Give the data a second time, exactly and in full.

(Collected data)
>>

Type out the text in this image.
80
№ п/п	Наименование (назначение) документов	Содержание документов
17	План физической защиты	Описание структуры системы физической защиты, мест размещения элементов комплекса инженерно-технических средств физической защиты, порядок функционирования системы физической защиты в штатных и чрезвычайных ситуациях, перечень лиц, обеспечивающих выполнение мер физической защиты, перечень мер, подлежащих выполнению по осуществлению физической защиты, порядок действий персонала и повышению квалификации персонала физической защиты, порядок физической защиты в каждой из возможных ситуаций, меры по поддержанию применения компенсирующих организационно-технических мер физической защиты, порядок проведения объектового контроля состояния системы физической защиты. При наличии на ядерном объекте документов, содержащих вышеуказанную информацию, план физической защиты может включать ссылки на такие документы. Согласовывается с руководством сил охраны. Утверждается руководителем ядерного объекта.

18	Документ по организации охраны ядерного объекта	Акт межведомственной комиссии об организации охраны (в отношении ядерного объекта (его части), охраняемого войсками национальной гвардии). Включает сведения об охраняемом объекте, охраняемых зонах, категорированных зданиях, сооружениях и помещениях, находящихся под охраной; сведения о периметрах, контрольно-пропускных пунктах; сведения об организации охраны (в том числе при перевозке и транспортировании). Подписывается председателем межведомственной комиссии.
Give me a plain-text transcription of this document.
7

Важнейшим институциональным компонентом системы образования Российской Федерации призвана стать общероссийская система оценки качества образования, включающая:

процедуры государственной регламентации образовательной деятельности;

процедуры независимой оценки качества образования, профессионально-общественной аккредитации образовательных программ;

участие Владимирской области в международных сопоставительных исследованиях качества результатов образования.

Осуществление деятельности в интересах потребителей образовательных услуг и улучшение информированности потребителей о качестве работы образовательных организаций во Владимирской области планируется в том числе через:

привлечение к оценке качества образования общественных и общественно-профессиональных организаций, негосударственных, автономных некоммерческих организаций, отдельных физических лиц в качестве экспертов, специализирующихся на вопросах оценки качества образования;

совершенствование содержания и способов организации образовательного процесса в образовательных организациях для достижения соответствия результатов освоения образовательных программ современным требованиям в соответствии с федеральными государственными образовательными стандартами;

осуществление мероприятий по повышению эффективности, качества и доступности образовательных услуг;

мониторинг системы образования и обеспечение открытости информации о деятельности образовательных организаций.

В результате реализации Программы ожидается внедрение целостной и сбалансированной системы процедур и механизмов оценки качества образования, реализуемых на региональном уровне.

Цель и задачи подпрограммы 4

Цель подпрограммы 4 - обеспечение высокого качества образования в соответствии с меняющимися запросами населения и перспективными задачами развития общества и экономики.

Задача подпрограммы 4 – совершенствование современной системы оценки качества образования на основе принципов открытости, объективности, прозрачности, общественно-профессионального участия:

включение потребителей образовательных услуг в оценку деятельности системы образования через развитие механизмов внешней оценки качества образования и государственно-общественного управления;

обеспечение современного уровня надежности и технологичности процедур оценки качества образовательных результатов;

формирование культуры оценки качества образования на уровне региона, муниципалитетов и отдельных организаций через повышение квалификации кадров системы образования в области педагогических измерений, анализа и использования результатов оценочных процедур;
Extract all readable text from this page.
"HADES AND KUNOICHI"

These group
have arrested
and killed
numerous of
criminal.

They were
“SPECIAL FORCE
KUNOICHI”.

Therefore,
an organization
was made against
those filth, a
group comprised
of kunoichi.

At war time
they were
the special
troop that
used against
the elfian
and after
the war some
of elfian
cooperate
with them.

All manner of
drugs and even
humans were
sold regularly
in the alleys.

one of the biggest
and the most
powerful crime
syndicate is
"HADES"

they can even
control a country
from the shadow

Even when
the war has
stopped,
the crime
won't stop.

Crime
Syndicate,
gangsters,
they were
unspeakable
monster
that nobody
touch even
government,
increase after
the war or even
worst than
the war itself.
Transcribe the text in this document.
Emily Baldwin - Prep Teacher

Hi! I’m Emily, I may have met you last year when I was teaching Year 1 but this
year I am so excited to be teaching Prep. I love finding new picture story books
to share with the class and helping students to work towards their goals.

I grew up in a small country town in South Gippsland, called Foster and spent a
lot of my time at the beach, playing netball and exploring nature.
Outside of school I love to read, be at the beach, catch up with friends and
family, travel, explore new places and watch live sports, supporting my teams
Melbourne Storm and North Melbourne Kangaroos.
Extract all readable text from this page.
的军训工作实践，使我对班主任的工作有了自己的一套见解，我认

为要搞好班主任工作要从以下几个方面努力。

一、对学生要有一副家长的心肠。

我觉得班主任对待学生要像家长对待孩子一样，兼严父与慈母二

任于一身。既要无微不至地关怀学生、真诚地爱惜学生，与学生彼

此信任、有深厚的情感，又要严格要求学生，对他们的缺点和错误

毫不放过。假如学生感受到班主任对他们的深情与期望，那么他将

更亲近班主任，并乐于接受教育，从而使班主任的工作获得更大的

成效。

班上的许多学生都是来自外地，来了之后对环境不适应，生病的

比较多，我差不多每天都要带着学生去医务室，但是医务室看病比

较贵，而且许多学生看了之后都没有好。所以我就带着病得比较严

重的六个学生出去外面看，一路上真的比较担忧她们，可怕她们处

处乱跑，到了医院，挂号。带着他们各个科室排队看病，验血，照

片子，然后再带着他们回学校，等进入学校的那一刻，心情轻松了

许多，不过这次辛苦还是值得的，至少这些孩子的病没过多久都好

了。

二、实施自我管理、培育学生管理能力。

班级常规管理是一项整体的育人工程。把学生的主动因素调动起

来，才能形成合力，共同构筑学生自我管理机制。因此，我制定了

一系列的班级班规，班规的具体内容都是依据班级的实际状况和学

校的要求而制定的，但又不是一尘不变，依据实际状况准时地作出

<<

__RESULT__:
Type out the text in this image.
80
№ п/п	Наименование (назначение) документов	Содержание документов
17	План физической защиты	Описание структуры системы физической защиты, мест размещения элементов комплекса инженерно-технических средств физической защиты, порядок функционирования системы физической защиты в штатных и чрезвычайных ситуациях, перечень лиц, обеспечивающих выполнение мер физической защиты, перечень мер, подлежащих выполнению по осуществлению физической защиты, порядок действий персонала и повышению квалификации персонала физической защиты, порядок физической защиты в каждой из возможных ситуаций, меры по поддержанию применения компенсирующих организационно-технических мер физической защиты, порядок проведения объектового контроля состояния системы физической защиты. При наличии на ядерном объекте документов, содержащих вышеуказанную информацию, план физической защиты может включать ссылки на такие документы. Согласовывается с руководством сил охраны. Утверждается руководителем ядерного объекта.

18	Документ по организации охраны ядерного объекта	Акт межведомственной комиссии об организации охраны (в отношении ядерного объекта (его части), охраняемого войсками национальной гвардии). Включает сведения об охраняемом объекте, охраняемых зонах, категорированных зданиях, сооружениях и помещениях, находящихся под охраной; сведения о периметрах, контрольно-пропускных пунктах; сведения об организации охраны (в том числе при перевозке и транспортировании). Подписывается председателем межведомственной комиссии.
Give me a plain-text transcription of this document.
7

Важнейшим институциональным компонентом системы образования Российской Федерации призвана стать общероссийская система оценки качества образования, включающая:

процедуры государственной регламентации образовательной деятельности;

процедуры независимой оценки качества образования, профессионально-общественной аккредитации образовательных программ;

участие Владимирской области в международных сопоставительных исследованиях качества результатов образования.

Осуществление деятельности в интересах потребителей образовательных услуг и улучшение информированности потребителей о качестве работы образовательных организаций во Владимирской области планируется в том числе через:

привлечение к оценке качества образования общественных и общественно-профессиональных организаций, негосударственных, автономных некоммерческих организаций, отдельных физических лиц в качестве экспертов, специализирующихся на вопросах оценки качества образования;

совершенствование содержания и способов организации образовательного процесса в образовательных организациях для достижения соответствия результатов освоения образовательных программ современным требованиям в соответствии с федеральными государственными образовательными стандартами;

осуществление мероприятий по повышению эффективности, качества и доступности образовательных услуг;

мониторинг системы образования и обеспечение открытости информации о деятельности образовательных организаций.

В результате реализации Программы ожидается внедрение целостной и сбалансированной системы процедур и механизмов оценки качества образования, реализуемых на региональном уровне.

Цель и задачи подпрограммы 4

Цель подпрограммы 4 - обеспечение высокого качества образования в соответствии с меняющимися запросами населения и перспективными задачами развития общества и экономики.

Задача подпрограммы 4 – совершенствование современной системы оценки качества образования на основе принципов открытости, объективности, прозрачности, общественно-профессионального участия:

включение потребителей образовательных услуг в оценку деятельности системы образования через развитие механизмов внешней оценки качества образования и государственно-общественного управления;

обеспечение современного уровня надежности и технологичности процедур оценки качества образовательных результатов;

формирование культуры оценки качества образования на уровне региона, муниципалитетов и отдельных организаций через повышение квалификации кадров системы образования в области педагогических измерений, анализа и использования результатов оценочных процедур;
Extract all readable text from this page.
"HADES AND KUNOICHI"

These group
have arrested
and killed
numerous of
criminal.

They were
“SPECIAL FORCE
KUNOICHI”.

Therefore,
an organization
was made against
those filth, a
group comprised
of kunoichi.

At war time
they were
the special
troop that
used against
the elfian
and after
the war some
of elfian
cooperate
with them.

All manner of
drugs and even
humans were
sold regularly
in the alleys.

one of the biggest
and the most
powerful crime
syndicate is
"HADES"

they can even
control a country
from the shadow

Even when
the war has
stopped,
the crime
won't stop.

Crime
Syndicate,
gangsters,
they were
unspeakable
monster
that nobody
touch even
government,
increase after
the war or even
worst than
the war itself.
Transcribe the text in this document.
Emily Baldwin - Prep Teacher

Hi! I’m Emily, I may have met you last year when I was teaching Year 1 but this
year I am so excited to be teaching Prep. I love finding new picture story books
to share with the class and helping students to work towards their goals.

I grew up in a small country town in South Gippsland, called Foster and spent a
lot of my time at the beach, playing netball and exploring nature.
Outside of school I love to read, be at the beach, catch up with friends and
family, travel, explore new places and watch live sports, supporting my teams
Melbourne Storm and North Melbourne Kangaroos.
Extract all readable text from this page.
的军训工作实践，使我对班主任的工作有了自己的一套见解，我认

为要搞好班主任工作要从以下几个方面努力。

一、对学生要有一副家长的心肠。

我觉得班主任对待学生要像家长对待孩子一样，兼严父与慈母二

任于一身。既要无微不至地关怀学生、真诚地爱惜学生，与学生彼

此信任、有深厚的情感，又要严格要求学生，对他们的缺点和错误

毫不放过。假如学生感受到班主任对他们的深情与期望，那么他将

更亲近班主任，并乐于接受教育，从而使班主任的工作获得更大的

成效。

班上的许多学生都是来自外地，来了之后对环境不适应，生病的

比较多，我差不多每天都要带着学生去医务室，但是医务室看病比

较贵，而且许多学生看了之后都没有好。所以我就带着病得比较严

重的六个学生出去外面看，一路上真的比较担忧她们，可怕她们处

处乱跑，到了医院，挂号。带着他们各个科室排队看病，验血，照

片子，然后再带着他们回学校，等进入学校的那一刻，心情轻松了

许多，不过这次辛苦还是值得的，至少这些孩子的病没过多久都好

了。

二、实施自我管理、培育学生管理能力。

班级常规管理是一项整体的育人工程。把学生的主动因素调动起

来，才能形成合力，共同构筑学生自我管理机制。因此，我制定了

一系列的班级班规，班规的具体内容都是依据班级的实际状况和学

校的要求而制定的，但又不是一尘不变，依据实际状况准时地作出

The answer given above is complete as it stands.